→ PROBLEM REQUIREMENTS: Reproduce the listing below verbatim.

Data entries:
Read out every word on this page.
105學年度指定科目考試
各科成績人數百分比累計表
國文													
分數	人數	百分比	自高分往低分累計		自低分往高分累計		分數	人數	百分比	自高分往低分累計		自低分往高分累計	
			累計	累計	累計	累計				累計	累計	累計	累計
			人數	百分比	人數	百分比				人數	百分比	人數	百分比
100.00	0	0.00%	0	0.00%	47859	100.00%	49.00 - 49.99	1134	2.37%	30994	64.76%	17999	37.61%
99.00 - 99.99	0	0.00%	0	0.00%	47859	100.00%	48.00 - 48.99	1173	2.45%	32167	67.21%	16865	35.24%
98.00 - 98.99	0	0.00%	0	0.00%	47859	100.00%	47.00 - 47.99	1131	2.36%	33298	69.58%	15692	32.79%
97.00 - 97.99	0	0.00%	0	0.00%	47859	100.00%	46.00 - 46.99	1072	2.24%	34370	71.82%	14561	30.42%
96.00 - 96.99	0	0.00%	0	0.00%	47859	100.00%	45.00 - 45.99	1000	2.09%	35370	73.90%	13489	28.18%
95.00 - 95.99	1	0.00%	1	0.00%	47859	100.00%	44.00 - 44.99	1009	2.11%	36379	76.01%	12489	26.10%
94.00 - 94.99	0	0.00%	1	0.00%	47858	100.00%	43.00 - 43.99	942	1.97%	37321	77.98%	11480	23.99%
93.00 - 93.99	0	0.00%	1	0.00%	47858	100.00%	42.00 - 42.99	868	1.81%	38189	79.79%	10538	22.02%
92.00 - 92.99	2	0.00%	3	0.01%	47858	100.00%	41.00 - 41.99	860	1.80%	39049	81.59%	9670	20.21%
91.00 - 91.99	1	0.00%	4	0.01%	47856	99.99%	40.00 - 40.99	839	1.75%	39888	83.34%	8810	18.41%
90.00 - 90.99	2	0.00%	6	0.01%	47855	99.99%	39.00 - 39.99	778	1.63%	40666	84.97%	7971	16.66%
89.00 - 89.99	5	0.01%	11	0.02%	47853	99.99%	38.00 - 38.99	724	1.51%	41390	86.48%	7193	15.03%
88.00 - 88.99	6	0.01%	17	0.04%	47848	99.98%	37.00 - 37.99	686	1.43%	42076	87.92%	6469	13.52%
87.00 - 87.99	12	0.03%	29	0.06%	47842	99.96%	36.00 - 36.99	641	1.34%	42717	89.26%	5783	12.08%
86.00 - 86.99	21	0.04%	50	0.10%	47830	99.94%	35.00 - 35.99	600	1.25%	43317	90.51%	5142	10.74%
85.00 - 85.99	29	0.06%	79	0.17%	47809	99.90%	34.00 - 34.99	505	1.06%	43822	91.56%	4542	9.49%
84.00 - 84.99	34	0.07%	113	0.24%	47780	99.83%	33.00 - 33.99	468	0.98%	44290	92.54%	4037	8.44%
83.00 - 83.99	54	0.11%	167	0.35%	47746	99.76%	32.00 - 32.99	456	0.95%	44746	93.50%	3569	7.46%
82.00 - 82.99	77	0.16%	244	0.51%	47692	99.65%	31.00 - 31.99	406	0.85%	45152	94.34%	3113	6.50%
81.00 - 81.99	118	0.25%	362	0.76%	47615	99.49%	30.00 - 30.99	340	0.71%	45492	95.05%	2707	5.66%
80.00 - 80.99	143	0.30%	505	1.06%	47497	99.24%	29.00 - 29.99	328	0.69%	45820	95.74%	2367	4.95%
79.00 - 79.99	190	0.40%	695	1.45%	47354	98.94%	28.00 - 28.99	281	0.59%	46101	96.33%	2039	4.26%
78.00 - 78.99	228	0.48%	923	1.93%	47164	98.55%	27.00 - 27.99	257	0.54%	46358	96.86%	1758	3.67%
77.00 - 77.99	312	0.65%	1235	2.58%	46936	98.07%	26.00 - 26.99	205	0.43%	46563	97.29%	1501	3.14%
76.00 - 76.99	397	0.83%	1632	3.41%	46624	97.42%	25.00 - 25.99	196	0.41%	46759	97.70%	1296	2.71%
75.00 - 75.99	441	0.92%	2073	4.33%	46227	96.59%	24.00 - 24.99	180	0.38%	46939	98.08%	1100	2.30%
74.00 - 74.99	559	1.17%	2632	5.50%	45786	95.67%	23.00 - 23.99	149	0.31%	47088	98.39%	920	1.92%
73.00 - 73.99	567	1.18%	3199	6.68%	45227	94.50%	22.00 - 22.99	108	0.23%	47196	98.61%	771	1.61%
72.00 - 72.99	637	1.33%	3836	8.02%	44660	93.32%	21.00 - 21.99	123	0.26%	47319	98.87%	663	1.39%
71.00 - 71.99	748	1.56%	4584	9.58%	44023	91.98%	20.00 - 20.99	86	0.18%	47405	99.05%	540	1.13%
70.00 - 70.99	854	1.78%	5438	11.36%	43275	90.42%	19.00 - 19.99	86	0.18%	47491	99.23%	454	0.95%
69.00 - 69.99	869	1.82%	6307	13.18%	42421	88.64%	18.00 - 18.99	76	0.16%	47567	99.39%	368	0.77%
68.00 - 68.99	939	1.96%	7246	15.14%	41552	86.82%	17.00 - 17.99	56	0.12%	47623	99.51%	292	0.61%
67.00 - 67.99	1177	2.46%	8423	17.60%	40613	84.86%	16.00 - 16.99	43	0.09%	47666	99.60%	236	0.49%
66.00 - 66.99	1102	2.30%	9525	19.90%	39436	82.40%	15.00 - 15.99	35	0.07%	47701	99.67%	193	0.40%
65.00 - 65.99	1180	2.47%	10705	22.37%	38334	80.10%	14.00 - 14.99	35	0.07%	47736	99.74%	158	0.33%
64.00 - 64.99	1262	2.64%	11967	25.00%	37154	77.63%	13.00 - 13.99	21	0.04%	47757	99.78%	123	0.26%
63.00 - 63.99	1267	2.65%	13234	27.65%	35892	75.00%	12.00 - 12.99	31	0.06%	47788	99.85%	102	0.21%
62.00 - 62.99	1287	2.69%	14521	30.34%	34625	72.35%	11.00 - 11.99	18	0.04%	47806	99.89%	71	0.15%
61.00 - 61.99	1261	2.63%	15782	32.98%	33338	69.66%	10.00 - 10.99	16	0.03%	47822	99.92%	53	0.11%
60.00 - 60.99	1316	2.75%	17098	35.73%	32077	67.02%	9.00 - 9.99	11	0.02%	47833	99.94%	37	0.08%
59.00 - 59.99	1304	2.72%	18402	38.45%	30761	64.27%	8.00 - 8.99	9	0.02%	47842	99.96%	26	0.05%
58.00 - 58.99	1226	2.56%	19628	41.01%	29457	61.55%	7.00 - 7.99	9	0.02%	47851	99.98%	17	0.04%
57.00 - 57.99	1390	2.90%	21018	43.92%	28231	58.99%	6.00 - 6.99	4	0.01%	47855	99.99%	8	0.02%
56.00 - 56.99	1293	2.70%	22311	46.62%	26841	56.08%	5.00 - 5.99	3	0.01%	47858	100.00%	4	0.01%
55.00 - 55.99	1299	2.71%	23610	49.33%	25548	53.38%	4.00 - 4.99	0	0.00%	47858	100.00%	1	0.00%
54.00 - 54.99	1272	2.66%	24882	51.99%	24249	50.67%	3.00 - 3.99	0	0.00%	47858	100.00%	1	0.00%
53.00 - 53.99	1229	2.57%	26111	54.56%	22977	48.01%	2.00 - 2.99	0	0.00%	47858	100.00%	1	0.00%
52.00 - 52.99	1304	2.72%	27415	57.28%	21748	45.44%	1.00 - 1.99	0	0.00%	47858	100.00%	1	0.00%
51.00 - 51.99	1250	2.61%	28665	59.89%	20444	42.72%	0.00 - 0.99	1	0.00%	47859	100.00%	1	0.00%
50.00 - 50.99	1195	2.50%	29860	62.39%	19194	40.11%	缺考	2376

→ FULL RESPONSE:
Read out every word on this page.
105學年度指定科目考試
各科成績人數百分比累計表
國文													
分數	人數	百分比	自高分往低分累計		自低分往高分累計		分數	人數	百分比	自高分往低分累計		自低分往高分累計	
			累計	累計	累計	累計				累計	累計	累計	累計
			人數	百分比	人數	百分比				人數	百分比	人數	百分比
100.00	0	0.00%	0	0.00%	47859	100.00%	49.00 - 49.99	1134	2.37%	30994	64.76%	17999	37.61%
99.00 - 99.99	0	0.00%	0	0.00%	47859	100.00%	48.00 - 48.99	1173	2.45%	32167	67.21%	16865	35.24%
98.00 - 98.99	0	0.00%	0	0.00%	47859	100.00%	47.00 - 47.99	1131	2.36%	33298	69.58%	15692	32.79%
97.00 - 97.99	0	0.00%	0	0.00%	47859	100.00%	46.00 - 46.99	1072	2.24%	34370	71.82%	14561	30.42%
96.00 - 96.99	0	0.00%	0	0.00%	47859	100.00%	45.00 - 45.99	1000	2.09%	35370	73.90%	13489	28.18%
95.00 - 95.99	1	0.00%	1	0.00%	47859	100.00%	44.00 - 44.99	1009	2.11%	36379	76.01%	12489	26.10%
94.00 - 94.99	0	0.00%	1	0.00%	47858	100.00%	43.00 - 43.99	942	1.97%	37321	77.98%	11480	23.99%
93.00 - 93.99	0	0.00%	1	0.00%	47858	100.00%	42.00 - 42.99	868	1.81%	38189	79.79%	10538	22.02%
92.00 - 92.99	2	0.00%	3	0.01%	47858	100.00%	41.00 - 41.99	860	1.80%	39049	81.59%	9670	20.21%
91.00 - 91.99	1	0.00%	4	0.01%	47856	99.99%	40.00 - 40.99	839	1.75%	39888	83.34%	8810	18.41%
90.00 - 90.99	2	0.00%	6	0.01%	47855	99.99%	39.00 - 39.99	778	1.63%	40666	84.97%	7971	16.66%
89.00 - 89.99	5	0.01%	11	0.02%	47853	99.99%	38.00 - 38.99	724	1.51%	41390	86.48%	7193	15.03%
88.00 - 88.99	6	0.01%	17	0.04%	47848	99.98%	37.00 - 37.99	686	1.43%	42076	87.92%	6469	13.52%
87.00 - 87.99	12	0.03%	29	0.06%	47842	99.96%	36.00 - 36.99	641	1.34%	42717	89.26%	5783	12.08%
86.00 - 86.99	21	0.04%	50	0.10%	47830	99.94%	35.00 - 35.99	600	1.25%	43317	90.51%	5142	10.74%
85.00 - 85.99	29	0.06%	79	0.17%	47809	99.90%	34.00 - 34.99	505	1.06%	43822	91.56%	4542	9.49%
84.00 - 84.99	34	0.07%	113	0.24%	47780	99.83%	33.00 - 33.99	468	0.98%	44290	92.54%	4037	8.44%
83.00 - 83.99	54	0.11%	167	0.35%	47746	99.76%	32.00 - 32.99	456	0.95%	44746	93.50%	3569	7.46%
82.00 - 82.99	77	0.16%	244	0.51%	47692	99.65%	31.00 - 31.99	406	0.85%	45152	94.34%	3113	6.50%
81.00 - 81.99	118	0.25%	362	0.76%	47615	99.49%	30.00 - 30.99	340	0.71%	45492	95.05%	2707	5.66%
80.00 - 80.99	143	0.30%	505	1.06%	47497	99.24%	29.00 - 29.99	328	0.69%	45820	95.74%	2367	4.95%
79.00 - 79.99	190	0.40%	695	1.45%	47354	98.94%	28.00 - 28.99	281	0.59%	46101	96.33%	2039	4.26%
78.00 - 78.99	228	0.48%	923	1.93%	47164	98.55%	27.00 - 27.99	257	0.54%	46358	96.86%	1758	3.67%
77.00 - 77.99	312	0.65%	1235	2.58%	46936	98.07%	26.00 - 26.99	205	0.43%	46563	97.29%	1501	3.14%
76.00 - 76.99	397	0.83%	1632	3.41%	46624	97.42%	25.00 - 25.99	196	0.41%	46759	97.70%	1296	2.71%
75.00 - 75.99	441	0.92%	2073	4.33%	46227	96.59%	24.00 - 24.99	180	0.38%	46939	98.08%	1100	2.30%
74.00 - 74.99	559	1.17%	2632	5.50%	45786	95.67%	23.00 - 23.99	149	0.31%	47088	98.39%	920	1.92%
73.00 - 73.99	567	1.18%	3199	6.68%	45227	94.50%	22.00 - 22.99	108	0.23%	47196	98.61%	771	1.61%
72.00 - 72.99	637	1.33%	3836	8.02%	44660	93.32%	21.00 - 21.99	123	0.26%	47319	98.87%	663	1.39%
71.00 - 71.99	748	1.56%	4584	9.58%	44023	91.98%	20.00 - 20.99	86	0.18%	47405	99.05%	540	1.13%
70.00 - 70.99	854	1.78%	5438	11.36%	43275	90.42%	19.00 - 19.99	86	0.18%	47491	99.23%	454	0.95%
69.00 - 69.99	869	1.82%	6307	13.18%	42421	88.64%	18.00 - 18.99	76	0.16%	47567	99.39%	368	0.77%
68.00 - 68.99	939	1.96%	7246	15.14%	41552	86.82%	17.00 - 17.99	56	0.12%	47623	99.51%	292	0.61%
67.00 - 67.99	1177	2.46%	8423	17.60%	40613	84.86%	16.00 - 16.99	43	0.09%	47666	99.60%	236	0.49%
66.00 - 66.99	1102	2.30%	9525	19.90%	39436	82.40%	15.00 - 15.99	35	0.07%	47701	99.67%	193	0.40%
65.00 - 65.99	1180	2.47%	10705	22.37%	38334	80.10%	14.00 - 14.99	35	0.07%	47736	99.74%	158	0.33%
64.00 - 64.99	1262	2.64%	11967	25.00%	37154	77.63%	13.00 - 13.99	21	0.04%	47757	99.78%	123	0.26%
63.00 - 63.99	1267	2.65%	13234	27.65%	35892	75.00%	12.00 - 12.99	31	0.06%	47788	99.85%	102	0.21%
62.00 - 62.99	1287	2.69%	14521	30.34%	34625	72.35%	11.00 - 11.99	18	0.04%	47806	99.89%	71	0.15%
61.00 - 61.99	1261	2.63%	15782	32.98%	33338	69.66%	10.00 - 10.99	16	0.03%	47822	99.92%	53	0.11%
60.00 - 60.99	1316	2.75%	17098	35.73%	32077	67.02%	9.00 - 9.99	11	0.02%	47833	99.94%	37	0.08%
59.00 - 59.99	1304	2.72%	18402	38.45%	30761	64.27%	8.00 - 8.99	9	0.02%	47842	99.96%	26	0.05%
58.00 - 58.99	1226	2.56%	19628	41.01%	29457	61.55%	7.00 - 7.99	9	0.02%	47851	99.98%	17	0.04%
57.00 - 57.99	1390	2.90%	21018	43.92%	28231	58.99%	6.00 - 6.99	4	0.01%	47855	99.99%	8	0.02%
56.00 - 56.99	1293	2.70%	22311	46.62%	26841	56.08%	5.00 - 5.99	3	0.01%	47858	100.00%	4	0.01%
55.00 - 55.99	1299	2.71%	23610	49.33%	25548	53.38%	4.00 - 4.99	0	0.00%	47858	100.00%	1	0.00%
54.00 - 54.99	1272	2.66%	24882	51.99%	24249	50.67%	3.00 - 3.99	0	0.00%	47858	100.00%	1	0.00%
53.00 - 53.99	1229	2.57%	26111	54.56%	22977	48.01%	2.00 - 2.99	0	0.00%	47858	100.00%	1	0.00%
52.00 - 52.99	1304	2.72%	27415	57.28%	21748	45.44%	1.00 - 1.99	0	0.00%	47858	100.00%	1	0.00%
51.00 - 51.99	1250	2.61%	28665	59.89%	20444	42.72%	0.00 - 0.99	1	0.00%	47859	100.00%	1	0.00%
50.00 - 50.99	1195	2.50%	29860	62.39%	19194	40.11%	缺考	2376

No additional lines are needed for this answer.